WRITTEN INSTRUCTION — Print all of the entries exactly, minus the pictures.

ENTRIES PROVIDED —
** Begin **

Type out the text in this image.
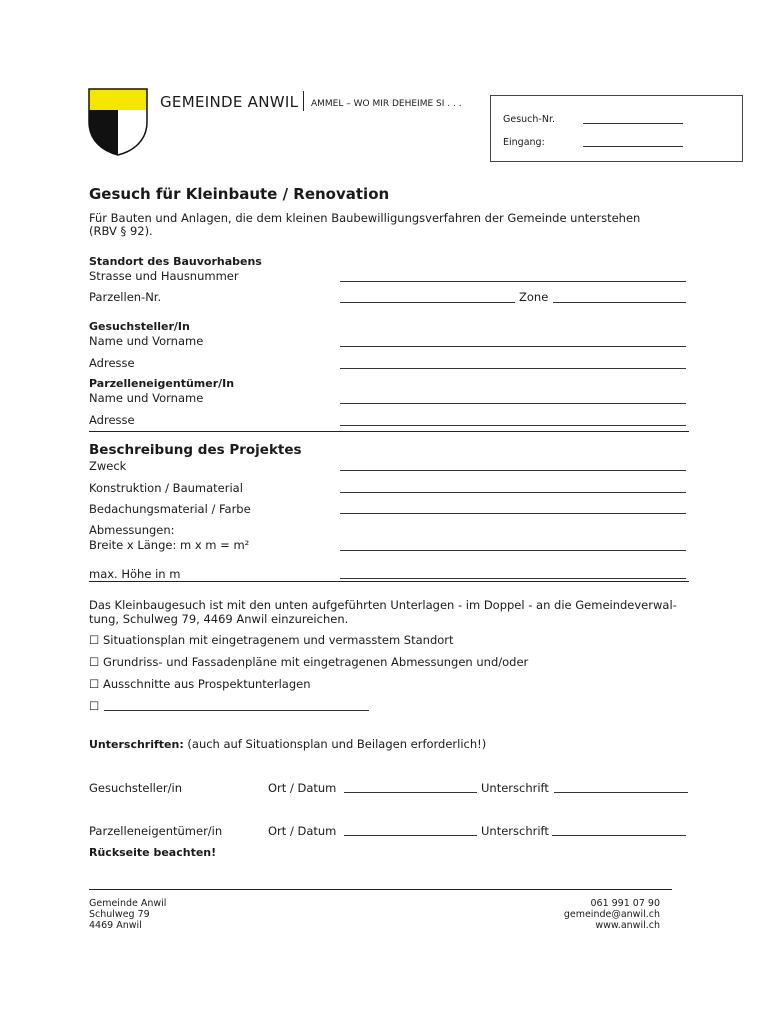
GEMEINDE ANWIL AMMEL – WO MIR DEHEIME SI . . .
Gesuch-Nr.
Eingang:
Gesuch für Kleinbaute / Renovation
Für Bauten und Anlagen, die dem kleinen Baubewilligungsverfahren der Gemeinde unterstehen
(RBV § 92).
Standort des Bauvorhabens
Strasse und Hausnummer
Parzellen-Nr.	Zone
Gesuchsteller/In
Name und Vorname
Adresse
Parzelleneigentümer/In
Name und Vorname
Adresse
Beschreibung des Projektes
Zweck
Konstruktion / Baumaterial
Bedachungsmaterial / Farbe
Abmessungen:
Breite x Länge: m x m = m²
max. Höhe in m
Das Kleinbaugesuch ist mit den unten aufgeführten Unterlagen - im Doppel - an die Gemeindeverwal-
tung, Schulweg 79, 4469 Anwil einzureichen.
☐ Situationsplan mit eingetragenem und vermasstem Standort
☐ Grundriss- und Fassadenpläne mit eingetragenen Abmessungen und/oder
☐ Ausschnitte aus Prospektunterlagen
☐
Unterschriften: (auch auf Situationsplan und Beilagen erforderlich!)
Gesuchsteller/in	Ort / Datum	Unterschrift
Parzelleneigentümer/in	Ort / Datum	Unterschrift
Rückseite beachten!
Gemeinde Anwil
Schulweg 79
4469 Anwil
061 991 07 90
gemeinde@anwil.ch
www.anwil.ch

** End **

TASK SOLUTION —
Type out the text in this image.
GEMEINDE ANWIL AMMEL – WO MIR DEHEIME SI . . .
Gesuch-Nr.
Eingang:
Gesuch für Kleinbaute / Renovation
Für Bauten und Anlagen, die dem kleinen Baubewilligungsverfahren der Gemeinde unterstehen
(RBV § 92).
Standort des Bauvorhabens
Strasse und Hausnummer
Parzellen-Nr.	Zone
Gesuchsteller/In
Name und Vorname
Adresse
Parzelleneigentümer/In
Name und Vorname
Adresse
Beschreibung des Projektes
Zweck
Konstruktion / Baumaterial
Bedachungsmaterial / Farbe
Abmessungen:
Breite x Länge: m x m = m²
max. Höhe in m
Das Kleinbaugesuch ist mit den unten aufgeführten Unterlagen - im Doppel - an die Gemeindeverwal-
tung, Schulweg 79, 4469 Anwil einzureichen.
☐ Situationsplan mit eingetragenem und vermasstem Standort
☐ Grundriss- und Fassadenpläne mit eingetragenen Abmessungen und/oder
☐ Ausschnitte aus Prospektunterlagen
☐
Unterschriften: (auch auf Situationsplan und Beilagen erforderlich!)
Gesuchsteller/in	Ort / Datum	Unterschrift
Parzelleneigentümer/in	Ort / Datum	Unterschrift
Rückseite beachten!
Gemeinde Anwil
Schulweg 79
4469 Anwil
061 991 07 90
gemeinde@anwil.ch
www.anwil.ch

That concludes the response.